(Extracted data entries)
________
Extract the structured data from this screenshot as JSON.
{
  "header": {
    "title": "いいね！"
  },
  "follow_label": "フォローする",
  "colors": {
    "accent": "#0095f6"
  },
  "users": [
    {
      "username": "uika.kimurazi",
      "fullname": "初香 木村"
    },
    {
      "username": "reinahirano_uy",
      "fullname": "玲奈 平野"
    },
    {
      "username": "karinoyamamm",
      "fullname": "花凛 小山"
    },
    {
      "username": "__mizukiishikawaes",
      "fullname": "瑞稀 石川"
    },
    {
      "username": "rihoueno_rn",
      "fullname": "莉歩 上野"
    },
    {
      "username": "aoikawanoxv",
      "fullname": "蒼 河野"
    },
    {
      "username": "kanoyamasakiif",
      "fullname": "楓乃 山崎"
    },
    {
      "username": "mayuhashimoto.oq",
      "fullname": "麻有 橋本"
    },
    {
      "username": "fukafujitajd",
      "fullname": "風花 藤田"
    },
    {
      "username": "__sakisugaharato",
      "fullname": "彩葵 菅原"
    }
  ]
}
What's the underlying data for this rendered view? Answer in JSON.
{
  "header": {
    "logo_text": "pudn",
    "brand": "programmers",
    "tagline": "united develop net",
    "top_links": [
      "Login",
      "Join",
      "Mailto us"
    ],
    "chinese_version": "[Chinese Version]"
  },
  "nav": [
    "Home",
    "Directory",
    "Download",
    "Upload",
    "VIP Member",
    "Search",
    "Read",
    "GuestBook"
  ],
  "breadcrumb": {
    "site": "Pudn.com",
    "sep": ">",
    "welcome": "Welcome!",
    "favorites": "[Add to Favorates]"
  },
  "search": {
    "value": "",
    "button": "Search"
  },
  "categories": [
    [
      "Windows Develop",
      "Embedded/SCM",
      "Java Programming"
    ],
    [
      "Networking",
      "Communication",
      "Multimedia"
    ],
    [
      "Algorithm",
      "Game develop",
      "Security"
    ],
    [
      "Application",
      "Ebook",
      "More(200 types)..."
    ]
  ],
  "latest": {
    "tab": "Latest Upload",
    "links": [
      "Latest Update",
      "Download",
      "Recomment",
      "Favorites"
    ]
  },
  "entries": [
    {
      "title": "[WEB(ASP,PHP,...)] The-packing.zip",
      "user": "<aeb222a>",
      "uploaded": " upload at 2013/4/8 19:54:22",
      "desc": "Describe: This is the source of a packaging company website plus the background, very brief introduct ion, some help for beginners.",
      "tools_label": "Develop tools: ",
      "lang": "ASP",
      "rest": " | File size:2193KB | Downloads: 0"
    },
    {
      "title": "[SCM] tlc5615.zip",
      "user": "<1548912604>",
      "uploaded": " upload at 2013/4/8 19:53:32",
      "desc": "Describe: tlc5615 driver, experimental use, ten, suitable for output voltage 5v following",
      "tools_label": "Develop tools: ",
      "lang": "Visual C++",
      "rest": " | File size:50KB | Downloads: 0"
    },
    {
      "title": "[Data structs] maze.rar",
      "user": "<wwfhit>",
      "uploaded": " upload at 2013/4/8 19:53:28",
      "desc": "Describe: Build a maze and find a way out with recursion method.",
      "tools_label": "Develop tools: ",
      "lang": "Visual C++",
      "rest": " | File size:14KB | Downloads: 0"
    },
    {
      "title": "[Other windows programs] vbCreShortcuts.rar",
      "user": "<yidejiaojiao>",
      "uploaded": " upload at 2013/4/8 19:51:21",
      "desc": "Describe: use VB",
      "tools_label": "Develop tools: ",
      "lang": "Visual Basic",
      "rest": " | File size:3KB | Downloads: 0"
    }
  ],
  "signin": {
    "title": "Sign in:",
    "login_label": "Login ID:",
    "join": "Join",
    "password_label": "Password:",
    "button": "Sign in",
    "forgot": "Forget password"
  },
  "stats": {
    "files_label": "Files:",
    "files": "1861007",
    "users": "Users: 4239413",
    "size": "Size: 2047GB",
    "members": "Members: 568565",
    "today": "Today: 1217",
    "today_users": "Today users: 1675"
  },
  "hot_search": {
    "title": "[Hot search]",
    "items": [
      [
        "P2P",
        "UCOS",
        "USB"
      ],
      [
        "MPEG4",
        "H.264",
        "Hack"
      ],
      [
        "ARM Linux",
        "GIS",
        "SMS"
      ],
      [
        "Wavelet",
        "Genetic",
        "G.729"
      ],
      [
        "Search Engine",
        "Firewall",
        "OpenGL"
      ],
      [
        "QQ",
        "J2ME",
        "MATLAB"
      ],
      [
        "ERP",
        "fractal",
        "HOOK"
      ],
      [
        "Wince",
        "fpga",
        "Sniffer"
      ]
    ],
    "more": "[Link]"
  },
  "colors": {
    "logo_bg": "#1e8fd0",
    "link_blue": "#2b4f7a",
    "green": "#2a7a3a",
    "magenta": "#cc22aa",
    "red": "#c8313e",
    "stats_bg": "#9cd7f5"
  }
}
________
### Problem
Recopy the entries above in their entirety, exactly.

### Response for this exercise
Extract the structured data from this screenshot as JSON.
{
  "header": {
    "title": "いいね！"
  },
  "follow_label": "フォローする",
  "colors": {
    "accent": "#0095f6"
  },
  "users": [
    {
      "username": "uika.kimurazi",
      "fullname": "初香 木村"
    },
    {
      "username": "reinahirano_uy",
      "fullname": "玲奈 平野"
    },
    {
      "username": "karinoyamamm",
      "fullname": "花凛 小山"
    },
    {
      "username": "__mizukiishikawaes",
      "fullname": "瑞稀 石川"
    },
    {
      "username": "rihoueno_rn",
      "fullname": "莉歩 上野"
    },
    {
      "username": "aoikawanoxv",
      "fullname": "蒼 河野"
    },
    {
      "username": "kanoyamasakiif",
      "fullname": "楓乃 山崎"
    },
    {
      "username": "mayuhashimoto.oq",
      "fullname": "麻有 橋本"
    },
    {
      "username": "fukafujitajd",
      "fullname": "風花 藤田"
    },
    {
      "username": "__sakisugaharato",
      "fullname": "彩葵 菅原"
    }
  ]
}
What's the underlying data for this rendered view? Answer in JSON.
{
  "header": {
    "logo_text": "pudn",
    "brand": "programmers",
    "tagline": "united develop net",
    "top_links": [
      "Login",
      "Join",
      "Mailto us"
    ],
    "chinese_version": "[Chinese Version]"
  },
  "nav": [
    "Home",
    "Directory",
    "Download",
    "Upload",
    "VIP Member",
    "Search",
    "Read",
    "GuestBook"
  ],
  "breadcrumb": {
    "site": "Pudn.com",
    "sep": ">",
    "welcome": "Welcome!",
    "favorites": "[Add to Favorates]"
  },
  "search": {
    "value": "",
    "button": "Search"
  },
  "categories": [
    [
      "Windows Develop",
      "Embedded/SCM",
      "Java Programming"
    ],
    [
      "Networking",
      "Communication",
      "Multimedia"
    ],
    [
      "Algorithm",
      "Game develop",
      "Security"
    ],
    [
      "Application",
      "Ebook",
      "More(200 types)..."
    ]
  ],
  "latest": {
    "tab": "Latest Upload",
    "links": [
      "Latest Update",
      "Download",
      "Recomment",
      "Favorites"
    ]
  },
  "entries": [
    {
      "title": "[WEB(ASP,PHP,...)] The-packing.zip",
      "user": "<aeb222a>",
      "uploaded": " upload at 2013/4/8 19:54:22",
      "desc": "Describe: This is the source of a packaging company website plus the background, very brief introduct ion, some help for beginners.",
      "tools_label": "Develop tools: ",
      "lang": "ASP",
      "rest": " | File size:2193KB | Downloads: 0"
    },
    {
      "title": "[SCM] tlc5615.zip",
      "user": "<1548912604>",
      "uploaded": " upload at 2013/4/8 19:53:32",
      "desc": "Describe: tlc5615 driver, experimental use, ten, suitable for output voltage 5v following",
      "tools_label": "Develop tools: ",
      "lang": "Visual C++",
      "rest": " | File size:50KB | Downloads: 0"
    },
    {
      "title": "[Data structs] maze.rar",
      "user": "<wwfhit>",
      "uploaded": " upload at 2013/4/8 19:53:28",
      "desc": "Describe: Build a maze and find a way out with recursion method.",
      "tools_label": "Develop tools: ",
      "lang": "Visual C++",
      "rest": " | File size:14KB | Downloads: 0"
    },
    {
      "title": "[Other windows programs] vbCreShortcuts.rar",
      "user": "<yidejiaojiao>",
      "uploaded": " upload at 2013/4/8 19:51:21",
      "desc": "Describe: use VB",
      "tools_label": "Develop tools: ",
      "lang": "Visual Basic",
      "rest": " | File size:3KB | Downloads: 0"
    }
  ],
  "signin": {
    "title": "Sign in:",
    "login_label": "Login ID:",
    "join": "Join",
    "password_label": "Password:",
    "button": "Sign in",
    "forgot": "Forget password"
  },
  "stats": {
    "files_label": "Files:",
    "files": "1861007",
    "users": "Users: 4239413",
    "size": "Size: 2047GB",
    "members": "Members: 568565",
    "today": "Today: 1217",
    "today_users": "Today users: 1675"
  },
  "hot_search": {
    "title": "[Hot search]",
    "items": [
      [
        "P2P",
        "UCOS",
        "USB"
      ],
      [
        "MPEG4",
        "H.264",
        "Hack"
      ],
      [
        "ARM Linux",
        "GIS",
        "SMS"
      ],
      [
        "Wavelet",
        "Genetic",
        "G.729"
      ],
      [
        "Search Engine",
        "Firewall",
        "OpenGL"
      ],
      [
        "QQ",
        "J2ME",
        "MATLAB"
      ],
      [
        "ERP",
        "fractal",
        "HOOK"
      ],
      [
        "Wince",
        "fpga",
        "Sniffer"
      ]
    ],
    "more": "[Link]"
  },
  "colors": {
    "logo_bg": "#1e8fd0",
    "link_blue": "#2b4f7a",
    "green": "#2a7a3a",
    "magenta": "#cc22aa",
    "red": "#c8313e",
    "stats_bg": "#9cd7f5"
  }
}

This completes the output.